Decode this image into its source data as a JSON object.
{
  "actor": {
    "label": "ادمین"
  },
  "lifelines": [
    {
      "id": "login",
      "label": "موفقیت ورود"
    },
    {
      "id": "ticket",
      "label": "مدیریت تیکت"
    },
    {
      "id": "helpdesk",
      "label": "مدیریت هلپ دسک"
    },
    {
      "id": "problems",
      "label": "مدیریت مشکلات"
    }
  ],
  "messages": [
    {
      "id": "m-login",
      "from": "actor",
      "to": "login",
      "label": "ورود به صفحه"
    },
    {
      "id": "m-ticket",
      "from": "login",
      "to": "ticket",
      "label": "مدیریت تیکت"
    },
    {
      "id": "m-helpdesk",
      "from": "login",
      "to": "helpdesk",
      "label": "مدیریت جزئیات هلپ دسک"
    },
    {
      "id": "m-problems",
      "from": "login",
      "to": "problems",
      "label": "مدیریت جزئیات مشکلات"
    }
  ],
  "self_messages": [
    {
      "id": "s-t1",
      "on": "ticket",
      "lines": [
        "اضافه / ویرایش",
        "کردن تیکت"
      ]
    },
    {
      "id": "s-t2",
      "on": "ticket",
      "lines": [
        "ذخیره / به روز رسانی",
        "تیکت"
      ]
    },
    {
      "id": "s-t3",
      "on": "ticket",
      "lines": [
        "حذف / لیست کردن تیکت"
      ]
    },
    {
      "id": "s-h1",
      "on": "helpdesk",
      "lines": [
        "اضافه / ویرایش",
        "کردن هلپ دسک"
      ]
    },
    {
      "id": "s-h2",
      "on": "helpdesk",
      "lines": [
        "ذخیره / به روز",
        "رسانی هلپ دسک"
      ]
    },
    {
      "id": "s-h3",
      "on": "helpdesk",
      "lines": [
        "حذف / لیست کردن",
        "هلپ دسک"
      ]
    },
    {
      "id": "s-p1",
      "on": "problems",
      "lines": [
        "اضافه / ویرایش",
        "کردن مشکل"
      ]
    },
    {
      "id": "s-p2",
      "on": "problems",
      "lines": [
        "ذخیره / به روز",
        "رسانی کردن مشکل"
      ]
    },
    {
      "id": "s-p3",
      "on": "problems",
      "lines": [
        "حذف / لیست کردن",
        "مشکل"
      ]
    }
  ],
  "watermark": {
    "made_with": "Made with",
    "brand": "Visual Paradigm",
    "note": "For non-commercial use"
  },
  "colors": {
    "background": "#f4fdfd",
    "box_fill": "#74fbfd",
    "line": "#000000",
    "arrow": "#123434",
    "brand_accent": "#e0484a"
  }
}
------------------------------------------------------------------------
What is being asked:
Make an exact copy of the records.

Answer:
Decode this image into its source data as a JSON object.
{
  "actor": {
    "label": "ادمین"
  },
  "lifelines": [
    {
      "id": "login",
      "label": "موفقیت ورود"
    },
    {
      "id": "ticket",
      "label": "مدیریت تیکت"
    },
    {
      "id": "helpdesk",
      "label": "مدیریت هلپ دسک"
    },
    {
      "id": "problems",
      "label": "مدیریت مشکلات"
    }
  ],
  "messages": [
    {
      "id": "m-login",
      "from": "actor",
      "to": "login",
      "label": "ورود به صفحه"
    },
    {
      "id": "m-ticket",
      "from": "login",
      "to": "ticket",
      "label": "مدیریت تیکت"
    },
    {
      "id": "m-helpdesk",
      "from": "login",
      "to": "helpdesk",
      "label": "مدیریت جزئیات هلپ دسک"
    },
    {
      "id": "m-problems",
      "from": "login",
      "to": "problems",
      "label": "مدیریت جزئیات مشکلات"
    }
  ],
  "self_messages": [
    {
      "id": "s-t1",
      "on": "ticket",
      "lines": [
        "اضافه / ویرایش",
        "کردن تیکت"
      ]
    },
    {
      "id": "s-t2",
      "on": "ticket",
      "lines": [
        "ذخیره / به روز رسانی",
        "تیکت"
      ]
    },
    {
      "id": "s-t3",
      "on": "ticket",
      "lines": [
        "حذف / لیست کردن تیکت"
      ]
    },
    {
      "id": "s-h1",
      "on": "helpdesk",
      "lines": [
        "اضافه / ویرایش",
        "کردن هلپ دسک"
      ]
    },
    {
      "id": "s-h2",
      "on": "helpdesk",
      "lines": [
        "ذخیره / به روز",
        "رسانی هلپ دسک"
      ]
    },
    {
      "id": "s-h3",
      "on": "helpdesk",
      "lines": [
        "حذف / لیست کردن",
        "هلپ دسک"
      ]
    },
    {
      "id": "s-p1",
      "on": "problems",
      "lines": [
        "اضافه / ویرایش",
        "کردن مشکل"
      ]
    },
    {
      "id": "s-p2",
      "on": "problems",
      "lines": [
        "ذخیره / به روز",
        "رسانی کردن مشکل"
      ]
    },
    {
      "id": "s-p3",
      "on": "problems",
      "lines": [
        "حذف / لیست کردن",
        "مشکل"
      ]
    }
  ],
  "watermark": {
    "made_with": "Made with",
    "brand": "Visual Paradigm",
    "note": "For non-commercial use"
  },
  "colors": {
    "background": "#f4fdfd",
    "box_fill": "#74fbfd",
    "line": "#000000",
    "arrow": "#123434",
    "brand_accent": "#e0484a"
  }
}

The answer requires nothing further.